— CHALLENGE —
Write out each line of the material again, word for word.
-- start --
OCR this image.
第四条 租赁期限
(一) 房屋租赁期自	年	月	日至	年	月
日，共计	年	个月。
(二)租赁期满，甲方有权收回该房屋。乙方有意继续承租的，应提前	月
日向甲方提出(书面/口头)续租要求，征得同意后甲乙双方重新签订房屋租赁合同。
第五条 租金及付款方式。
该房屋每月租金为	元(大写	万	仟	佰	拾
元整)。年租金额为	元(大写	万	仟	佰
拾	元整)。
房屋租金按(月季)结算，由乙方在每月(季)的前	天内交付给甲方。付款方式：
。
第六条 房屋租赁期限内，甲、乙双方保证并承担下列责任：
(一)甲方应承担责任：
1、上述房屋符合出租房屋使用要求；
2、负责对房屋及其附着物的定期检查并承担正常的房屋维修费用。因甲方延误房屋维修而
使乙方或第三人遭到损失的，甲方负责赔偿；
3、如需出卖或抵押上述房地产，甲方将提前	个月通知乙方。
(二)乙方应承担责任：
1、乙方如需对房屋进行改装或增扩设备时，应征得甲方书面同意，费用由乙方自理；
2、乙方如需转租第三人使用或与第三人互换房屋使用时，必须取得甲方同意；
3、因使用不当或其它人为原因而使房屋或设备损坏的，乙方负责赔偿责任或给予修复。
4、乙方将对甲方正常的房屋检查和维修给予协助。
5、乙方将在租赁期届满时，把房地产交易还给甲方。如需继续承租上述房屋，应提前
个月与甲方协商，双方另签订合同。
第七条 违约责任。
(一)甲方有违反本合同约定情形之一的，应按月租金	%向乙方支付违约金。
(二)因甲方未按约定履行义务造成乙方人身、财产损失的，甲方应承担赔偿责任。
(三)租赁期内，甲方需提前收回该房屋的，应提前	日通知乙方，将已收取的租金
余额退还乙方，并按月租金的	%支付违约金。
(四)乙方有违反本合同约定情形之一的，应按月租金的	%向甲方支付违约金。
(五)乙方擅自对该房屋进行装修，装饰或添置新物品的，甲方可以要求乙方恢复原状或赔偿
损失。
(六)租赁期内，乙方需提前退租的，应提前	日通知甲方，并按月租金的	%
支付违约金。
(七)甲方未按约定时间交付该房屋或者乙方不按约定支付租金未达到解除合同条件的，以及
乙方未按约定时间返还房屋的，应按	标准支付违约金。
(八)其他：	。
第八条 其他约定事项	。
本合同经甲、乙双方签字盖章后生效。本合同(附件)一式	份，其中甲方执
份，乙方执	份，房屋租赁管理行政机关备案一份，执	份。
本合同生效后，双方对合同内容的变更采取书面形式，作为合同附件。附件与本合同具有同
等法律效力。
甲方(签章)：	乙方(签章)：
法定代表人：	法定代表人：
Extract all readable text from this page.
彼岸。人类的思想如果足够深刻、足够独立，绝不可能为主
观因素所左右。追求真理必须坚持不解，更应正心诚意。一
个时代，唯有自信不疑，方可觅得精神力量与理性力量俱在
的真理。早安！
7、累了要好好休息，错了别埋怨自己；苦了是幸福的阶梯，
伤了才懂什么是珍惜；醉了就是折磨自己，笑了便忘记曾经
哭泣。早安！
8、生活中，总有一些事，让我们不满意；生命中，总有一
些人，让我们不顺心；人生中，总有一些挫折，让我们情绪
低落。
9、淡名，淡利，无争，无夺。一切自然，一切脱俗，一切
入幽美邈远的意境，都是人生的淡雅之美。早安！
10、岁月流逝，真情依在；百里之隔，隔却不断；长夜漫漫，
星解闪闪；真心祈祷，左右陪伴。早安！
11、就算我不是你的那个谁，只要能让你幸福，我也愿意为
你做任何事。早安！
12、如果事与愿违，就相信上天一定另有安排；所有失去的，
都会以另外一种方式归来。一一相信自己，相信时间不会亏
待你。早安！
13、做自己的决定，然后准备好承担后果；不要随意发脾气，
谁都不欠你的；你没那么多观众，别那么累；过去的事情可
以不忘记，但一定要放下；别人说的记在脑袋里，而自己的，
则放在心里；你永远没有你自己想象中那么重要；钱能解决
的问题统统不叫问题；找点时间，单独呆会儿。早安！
-- end --
— ANSWER IN FULL —
OCR this image.
第四条 租赁期限
(一) 房屋租赁期自	年	月	日至	年	月
日，共计	年	个月。
(二)租赁期满，甲方有权收回该房屋。乙方有意继续承租的，应提前	月
日向甲方提出(书面/口头)续租要求，征得同意后甲乙双方重新签订房屋租赁合同。
第五条 租金及付款方式。
该房屋每月租金为	元(大写	万	仟	佰	拾
元整)。年租金额为	元(大写	万	仟	佰
拾	元整)。
房屋租金按(月季)结算，由乙方在每月(季)的前	天内交付给甲方。付款方式：
。
第六条 房屋租赁期限内，甲、乙双方保证并承担下列责任：
(一)甲方应承担责任：
1、上述房屋符合出租房屋使用要求；
2、负责对房屋及其附着物的定期检查并承担正常的房屋维修费用。因甲方延误房屋维修而
使乙方或第三人遭到损失的，甲方负责赔偿；
3、如需出卖或抵押上述房地产，甲方将提前	个月通知乙方。
(二)乙方应承担责任：
1、乙方如需对房屋进行改装或增扩设备时，应征得甲方书面同意，费用由乙方自理；
2、乙方如需转租第三人使用或与第三人互换房屋使用时，必须取得甲方同意；
3、因使用不当或其它人为原因而使房屋或设备损坏的，乙方负责赔偿责任或给予修复。
4、乙方将对甲方正常的房屋检查和维修给予协助。
5、乙方将在租赁期届满时，把房地产交易还给甲方。如需继续承租上述房屋，应提前
个月与甲方协商，双方另签订合同。
第七条 违约责任。
(一)甲方有违反本合同约定情形之一的，应按月租金	%向乙方支付违约金。
(二)因甲方未按约定履行义务造成乙方人身、财产损失的，甲方应承担赔偿责任。
(三)租赁期内，甲方需提前收回该房屋的，应提前	日通知乙方，将已收取的租金
余额退还乙方，并按月租金的	%支付违约金。
(四)乙方有违反本合同约定情形之一的，应按月租金的	%向甲方支付违约金。
(五)乙方擅自对该房屋进行装修，装饰或添置新物品的，甲方可以要求乙方恢复原状或赔偿
损失。
(六)租赁期内，乙方需提前退租的，应提前	日通知甲方，并按月租金的	%
支付违约金。
(七)甲方未按约定时间交付该房屋或者乙方不按约定支付租金未达到解除合同条件的，以及
乙方未按约定时间返还房屋的，应按	标准支付违约金。
(八)其他：	。
第八条 其他约定事项	。
本合同经甲、乙双方签字盖章后生效。本合同(附件)一式	份，其中甲方执
份，乙方执	份，房屋租赁管理行政机关备案一份，执	份。
本合同生效后，双方对合同内容的变更采取书面形式，作为合同附件。附件与本合同具有同
等法律效力。
甲方(签章)：	乙方(签章)：
法定代表人：	法定代表人：
Extract all readable text from this page.
彼岸。人类的思想如果足够深刻、足够独立，绝不可能为主
观因素所左右。追求真理必须坚持不解，更应正心诚意。一
个时代，唯有自信不疑，方可觅得精神力量与理性力量俱在
的真理。早安！
7、累了要好好休息，错了别埋怨自己；苦了是幸福的阶梯，
伤了才懂什么是珍惜；醉了就是折磨自己，笑了便忘记曾经
哭泣。早安！
8、生活中，总有一些事，让我们不满意；生命中，总有一
些人，让我们不顺心；人生中，总有一些挫折，让我们情绪
低落。
9、淡名，淡利，无争，无夺。一切自然，一切脱俗，一切
入幽美邈远的意境，都是人生的淡雅之美。早安！
10、岁月流逝，真情依在；百里之隔，隔却不断；长夜漫漫，
星解闪闪；真心祈祷，左右陪伴。早安！
11、就算我不是你的那个谁，只要能让你幸福，我也愿意为
你做任何事。早安！
12、如果事与愿违，就相信上天一定另有安排；所有失去的，
都会以另外一种方式归来。一一相信自己，相信时间不会亏
待你。早安！
13、做自己的决定，然后准备好承担后果；不要随意发脾气，
谁都不欠你的；你没那么多观众，别那么累；过去的事情可
以不忘记，但一定要放下；别人说的记在脑袋里，而自己的，
则放在心里；你永远没有你自己想象中那么重要；钱能解决
的问题统统不叫问题；找点时间，单独呆会儿。早安！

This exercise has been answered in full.